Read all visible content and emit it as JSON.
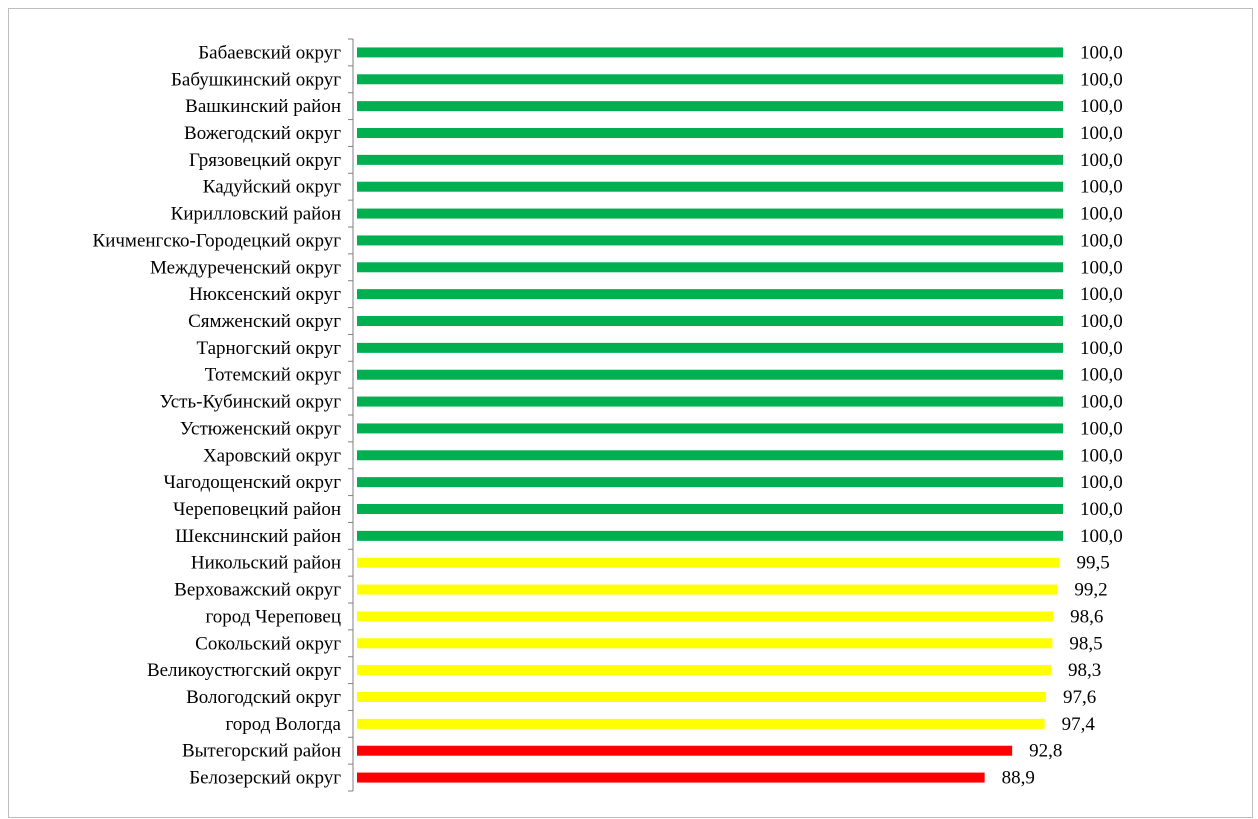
{
  "chart_data": {
    "type": "bar",
    "orientation": "horizontal",
    "title": "",
    "xlabel": "",
    "ylabel": "",
    "xlim": [
      0,
      100
    ],
    "grid": false,
    "legend": "none",
    "categories": [
      "Бабаевский округ",
      "Бабушкинский округ",
      "Вашкинский район",
      "Вожегодский округ",
      "Грязовецкий округ",
      "Кадуйский округ",
      "Кирилловский район",
      "Кичменгско-Городецкий округ",
      "Междуреченский округ",
      "Нюксенский округ",
      "Сямженский округ",
      "Тарногский округ",
      "Тотемский округ",
      "Усть-Кубинский округ",
      "Устюженский округ",
      "Харовский округ",
      "Чагодощенский округ",
      "Череповецкий район",
      "Шекснинский район",
      "Никольский район",
      "Верховажский округ",
      "город Череповец",
      "Сокольский округ",
      "Великоустюгский округ",
      "Вологодский округ",
      "город Вологда",
      "Вытегорский район",
      "Белозерский округ"
    ],
    "values": [
      100.0,
      100.0,
      100.0,
      100.0,
      100.0,
      100.0,
      100.0,
      100.0,
      100.0,
      100.0,
      100.0,
      100.0,
      100.0,
      100.0,
      100.0,
      100.0,
      100.0,
      100.0,
      100.0,
      99.5,
      99.2,
      98.6,
      98.5,
      98.3,
      97.6,
      97.4,
      92.8,
      88.9
    ],
    "value_labels": [
      "100,0",
      "100,0",
      "100,0",
      "100,0",
      "100,0",
      "100,0",
      "100,0",
      "100,0",
      "100,0",
      "100,0",
      "100,0",
      "100,0",
      "100,0",
      "100,0",
      "100,0",
      "100,0",
      "100,0",
      "100,0",
      "100,0",
      "99,5",
      "99,2",
      "98,6",
      "98,5",
      "98,3",
      "97,6",
      "97,4",
      "92,8",
      "88,9"
    ],
    "bar_colors": [
      "#00b050",
      "#00b050",
      "#00b050",
      "#00b050",
      "#00b050",
      "#00b050",
      "#00b050",
      "#00b050",
      "#00b050",
      "#00b050",
      "#00b050",
      "#00b050",
      "#00b050",
      "#00b050",
      "#00b050",
      "#00b050",
      "#00b050",
      "#00b050",
      "#00b050",
      "#ffff00",
      "#ffff00",
      "#ffff00",
      "#ffff00",
      "#ffff00",
      "#ffff00",
      "#ffff00",
      "#ff0000",
      "#ff0000"
    ],
    "colors": {
      "high": "#00b050",
      "medium": "#ffff00",
      "low": "#ff0000",
      "axis": "#808080"
    }
  }
}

- [Task prompt]: Pictures appear in the records above. Output everything except them, exactly.

- [Answer for the task]:
Read all visible content and emit it as JSON.
{
  "chart_data": {
    "type": "bar",
    "orientation": "horizontal",
    "title": "",
    "xlabel": "",
    "ylabel": "",
    "xlim": [
      0,
      100
    ],
    "grid": false,
    "legend": "none",
    "categories": [
      "Бабаевский округ",
      "Бабушкинский округ",
      "Вашкинский район",
      "Вожегодский округ",
      "Грязовецкий округ",
      "Кадуйский округ",
      "Кирилловский район",
      "Кичменгско-Городецкий округ",
      "Междуреченский округ",
      "Нюксенский округ",
      "Сямженский округ",
      "Тарногский округ",
      "Тотемский округ",
      "Усть-Кубинский округ",
      "Устюженский округ",
      "Харовский округ",
      "Чагодощенский округ",
      "Череповецкий район",
      "Шекснинский район",
      "Никольский район",
      "Верховажский округ",
      "город Череповец",
      "Сокольский округ",
      "Великоустюгский округ",
      "Вологодский округ",
      "город Вологда",
      "Вытегорский район",
      "Белозерский округ"
    ],
    "values": [
      100.0,
      100.0,
      100.0,
      100.0,
      100.0,
      100.0,
      100.0,
      100.0,
      100.0,
      100.0,
      100.0,
      100.0,
      100.0,
      100.0,
      100.0,
      100.0,
      100.0,
      100.0,
      100.0,
      99.5,
      99.2,
      98.6,
      98.5,
      98.3,
      97.6,
      97.4,
      92.8,
      88.9
    ],
    "value_labels": [
      "100,0",
      "100,0",
      "100,0",
      "100,0",
      "100,0",
      "100,0",
      "100,0",
      "100,0",
      "100,0",
      "100,0",
      "100,0",
      "100,0",
      "100,0",
      "100,0",
      "100,0",
      "100,0",
      "100,0",
      "100,0",
      "100,0",
      "99,5",
      "99,2",
      "98,6",
      "98,5",
      "98,3",
      "97,6",
      "97,4",
      "92,8",
      "88,9"
    ],
    "bar_colors": [
      "#00b050",
      "#00b050",
      "#00b050",
      "#00b050",
      "#00b050",
      "#00b050",
      "#00b050",
      "#00b050",
      "#00b050",
      "#00b050",
      "#00b050",
      "#00b050",
      "#00b050",
      "#00b050",
      "#00b050",
      "#00b050",
      "#00b050",
      "#00b050",
      "#00b050",
      "#ffff00",
      "#ffff00",
      "#ffff00",
      "#ffff00",
      "#ffff00",
      "#ffff00",
      "#ffff00",
      "#ff0000",
      "#ff0000"
    ],
    "colors": {
      "high": "#00b050",
      "medium": "#ffff00",
      "low": "#ff0000",
      "axis": "#808080"
    }
  }
}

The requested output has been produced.